=== What to produce ===
Lines that hold the string "name" are to be counted; give only their number.

=== Stored data entries ===
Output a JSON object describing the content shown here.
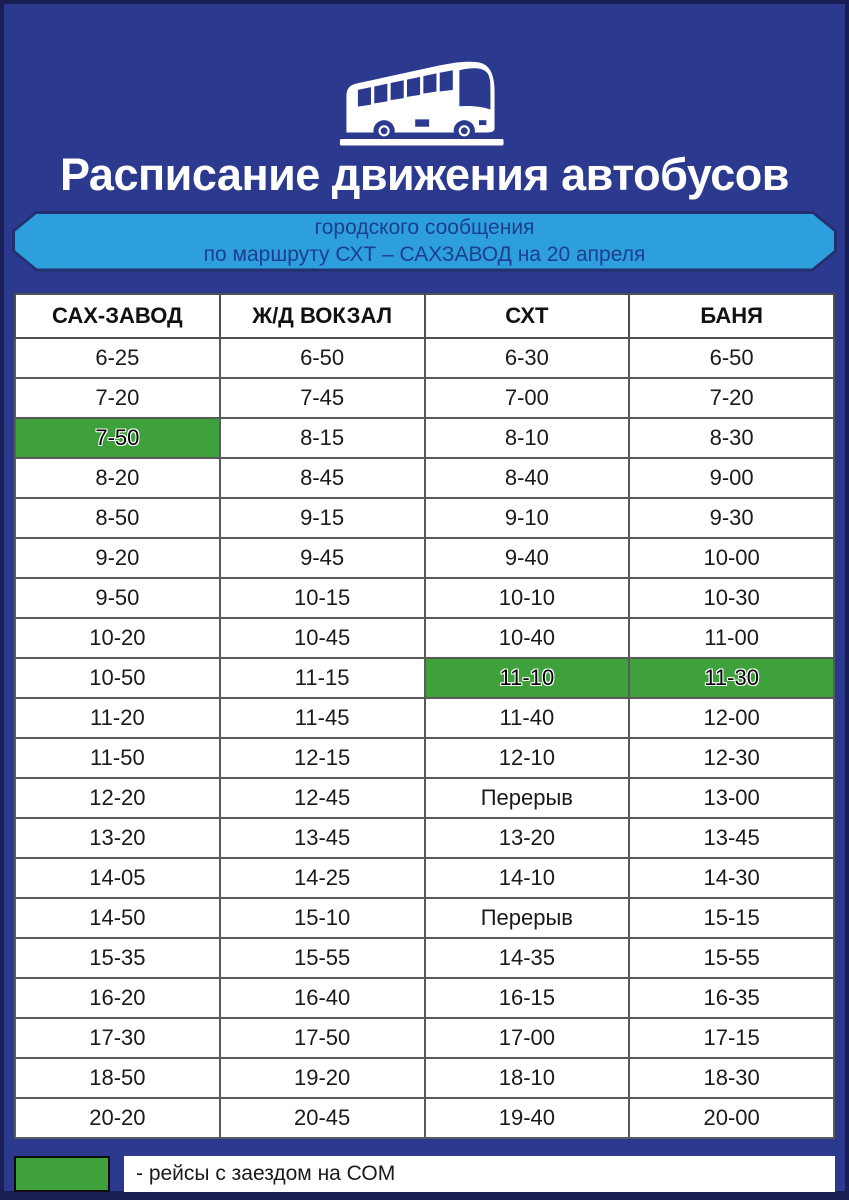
{
  "page": {
    "title": "Расписание движения автобусов",
    "subtitle_line1": "городского сообщения",
    "subtitle_line2": "по маршруту СХТ – САХЗАВОД на 20 апреля"
  },
  "colors": {
    "frame": "#191f55",
    "background": "#2b3a8e",
    "banner": "#2c9fdc",
    "banner_outline": "#23306f",
    "banner_text": "#1d3f8e",
    "highlight_green": "#3ea13c"
  },
  "icons": {
    "bus": "bus-icon"
  },
  "table": {
    "columns": [
      "САХ-ЗАВОД",
      "Ж/Д ВОКЗАЛ",
      "СХТ",
      "БАНЯ"
    ],
    "rows": [
      {
        "cells": [
          "6-25",
          "6-50",
          "6-30",
          "6-50"
        ],
        "highlight": []
      },
      {
        "cells": [
          "7-20",
          "7-45",
          "7-00",
          "7-20"
        ],
        "highlight": []
      },
      {
        "cells": [
          "7-50",
          "8-15",
          "8-10",
          "8-30"
        ],
        "highlight": [
          0
        ]
      },
      {
        "cells": [
          "8-20",
          "8-45",
          "8-40",
          "9-00"
        ],
        "highlight": []
      },
      {
        "cells": [
          "8-50",
          "9-15",
          "9-10",
          "9-30"
        ],
        "highlight": []
      },
      {
        "cells": [
          "9-20",
          "9-45",
          "9-40",
          "10-00"
        ],
        "highlight": []
      },
      {
        "cells": [
          "9-50",
          "10-15",
          "10-10",
          "10-30"
        ],
        "highlight": []
      },
      {
        "cells": [
          "10-20",
          "10-45",
          "10-40",
          "11-00"
        ],
        "highlight": []
      },
      {
        "cells": [
          "10-50",
          "11-15",
          "11-10",
          "11-30"
        ],
        "highlight": [
          2,
          3
        ]
      },
      {
        "cells": [
          "11-20",
          "11-45",
          "11-40",
          "12-00"
        ],
        "highlight": []
      },
      {
        "cells": [
          "11-50",
          "12-15",
          "12-10",
          "12-30"
        ],
        "highlight": []
      },
      {
        "cells": [
          "12-20",
          "12-45",
          "Перерыв",
          "13-00"
        ],
        "highlight": []
      },
      {
        "cells": [
          "13-20",
          "13-45",
          "13-20",
          "13-45"
        ],
        "highlight": []
      },
      {
        "cells": [
          "14-05",
          "14-25",
          "14-10",
          "14-30"
        ],
        "highlight": []
      },
      {
        "cells": [
          "14-50",
          "15-10",
          "Перерыв",
          "15-15"
        ],
        "highlight": []
      },
      {
        "cells": [
          "15-35",
          "15-55",
          "14-35",
          "15-55"
        ],
        "highlight": []
      },
      {
        "cells": [
          "16-20",
          "16-40",
          "16-15",
          "16-35"
        ],
        "highlight": []
      },
      {
        "cells": [
          "17-30",
          "17-50",
          "17-00",
          "17-15"
        ],
        "highlight": []
      },
      {
        "cells": [
          "18-50",
          "19-20",
          "18-10",
          "18-30"
        ],
        "highlight": []
      },
      {
        "cells": [
          "20-20",
          "20-45",
          "19-40",
          "20-00"
        ],
        "highlight": []
      }
    ]
  },
  "legend": {
    "label": "- рейсы с заездом на СОМ"
  }
}
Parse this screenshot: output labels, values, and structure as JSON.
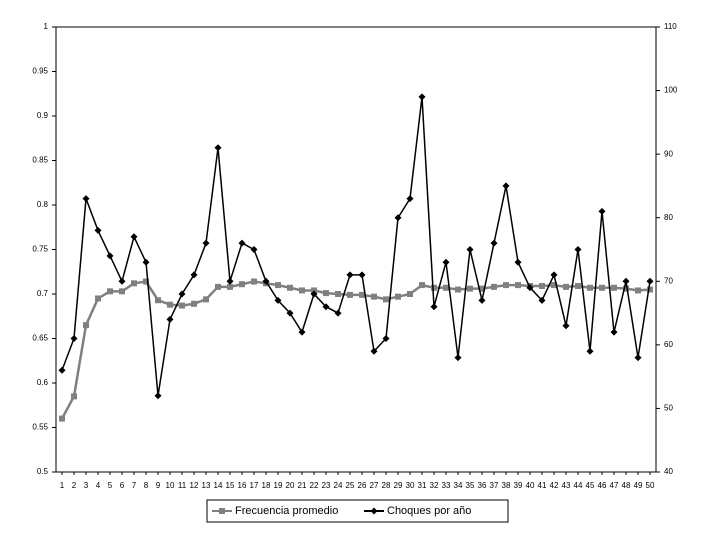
{
  "chart_data": {
    "type": "line",
    "categories": [
      "1",
      "2",
      "3",
      "4",
      "5",
      "6",
      "7",
      "8",
      "9",
      "10",
      "11",
      "12",
      "13",
      "14",
      "15",
      "16",
      "17",
      "18",
      "19",
      "20",
      "21",
      "22",
      "23",
      "24",
      "25",
      "26",
      "27",
      "28",
      "29",
      "30",
      "31",
      "32",
      "33",
      "34",
      "35",
      "36",
      "37",
      "38",
      "39",
      "40",
      "41",
      "42",
      "43",
      "44",
      "45",
      "46",
      "47",
      "48",
      "49",
      "50"
    ],
    "series": [
      {
        "name": "Frecuencia promedio",
        "color": "#808080",
        "marker": "square",
        "values": [
          0.56,
          0.585,
          0.665,
          0.695,
          0.703,
          0.703,
          0.712,
          0.714,
          0.693,
          0.688,
          0.687,
          0.689,
          0.694,
          0.708,
          0.708,
          0.711,
          0.714,
          0.712,
          0.71,
          0.707,
          0.704,
          0.704,
          0.701,
          0.7,
          0.699,
          0.699,
          0.697,
          0.694,
          0.697,
          0.7,
          0.71,
          0.707,
          0.707,
          0.705,
          0.706,
          0.706,
          0.708,
          0.71,
          0.71,
          0.709,
          0.709,
          0.71,
          0.708,
          0.709,
          0.707,
          0.707,
          0.707,
          0.706,
          0.704,
          0.705
        ]
      },
      {
        "name": "Choques por año",
        "color": "#000000",
        "marker": "diamond",
        "axis": "y2",
        "values": [
          56,
          61,
          83,
          78,
          74,
          70,
          77,
          73,
          52,
          64,
          68,
          71,
          76,
          91,
          70,
          76,
          75,
          70,
          67,
          65,
          62,
          68,
          66,
          65,
          71,
          71,
          59,
          61,
          80,
          83,
          99,
          66,
          73,
          58,
          75,
          67,
          76,
          85,
          73,
          69,
          67,
          71,
          63,
          75,
          59,
          81,
          62,
          70,
          58,
          70
        ]
      }
    ],
    "ylim": [
      0.5,
      1
    ],
    "yticks": [
      0.5,
      0.55,
      0.6,
      0.65,
      0.7,
      0.75,
      0.8,
      0.85,
      0.9,
      0.95,
      1
    ],
    "y2lim": [
      40,
      110
    ],
    "y2ticks": [
      40,
      50,
      60,
      70,
      80,
      90,
      100,
      110
    ],
    "grid": false,
    "legend": "bottom"
  }
}
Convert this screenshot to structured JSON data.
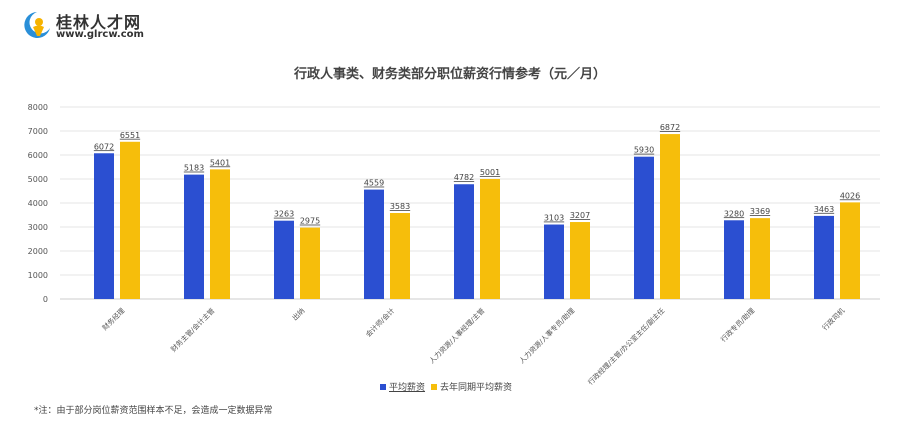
{
  "logo": {
    "name": "桂林人才网",
    "url": "www.glrcw.com"
  },
  "colors": {
    "avg": "#2b4fd1",
    "last": "#f6be0b"
  },
  "note": "*注：由于部分岗位薪资范围样本不足，会造成一定数据异常",
  "chart_data": {
    "type": "bar",
    "title": "行政人事类、财务类部分职位薪资行情参考（元／月）",
    "categories": [
      "财务经理",
      "财务主管/会计主管",
      "出纳",
      "会计师/会计",
      "人力资源/人事经理/主管",
      "人力资源/人事专员/助理",
      "行政经理/主管/办公室主任/副主任",
      "行政专员/助理",
      "行政司机"
    ],
    "series": [
      {
        "name": "平均薪资",
        "values": [
          6072,
          5183,
          3263,
          4559,
          4782,
          3103,
          5930,
          3280,
          3463
        ]
      },
      {
        "name": "去年同期平均薪资",
        "values": [
          6551,
          5401,
          2975,
          3583,
          5001,
          3207,
          6872,
          3369,
          4026
        ]
      }
    ],
    "ylim": [
      0,
      8000
    ],
    "yticks": [
      0,
      1000,
      2000,
      3000,
      4000,
      5000,
      6000,
      7000,
      8000
    ],
    "grid": true,
    "legend": "bottom"
  }
}
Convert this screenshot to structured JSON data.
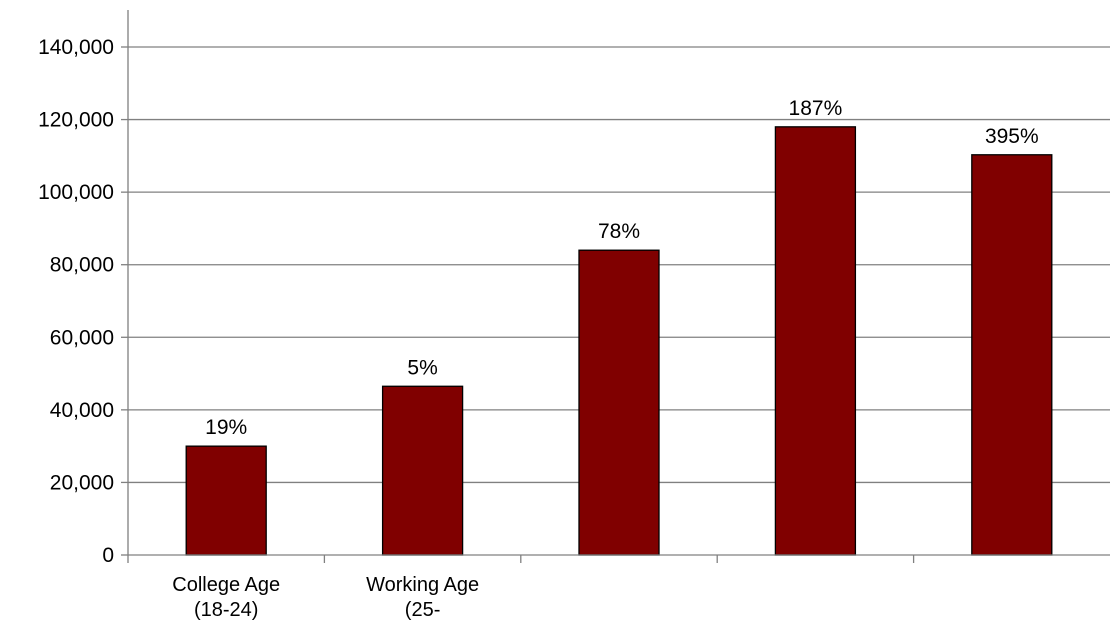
{
  "chart_data": {
    "type": "bar",
    "categories": [
      "College Age\n(18-24)",
      "Working Age\n(25-",
      "",
      "",
      ""
    ],
    "values": [
      30000,
      46500,
      84000,
      118000,
      110300
    ],
    "data_labels": [
      "19%",
      "5%",
      "78%",
      "187%",
      "395%"
    ],
    "title": "",
    "xlabel": "",
    "ylabel": "",
    "ylim": [
      0,
      140000
    ],
    "yticks": [
      0,
      20000,
      40000,
      60000,
      80000,
      100000,
      120000,
      140000
    ],
    "ytick_labels": [
      "0",
      "20,000",
      "40,000",
      "60,000",
      "80,000",
      "100,000",
      "120,000",
      "140,000"
    ],
    "grid": true,
    "legend": "none",
    "colors": {
      "bar": "#800000",
      "bar_stroke": "#000000",
      "grid": "#808080",
      "axis": "#808080"
    }
  }
}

=== Exercise output ===
5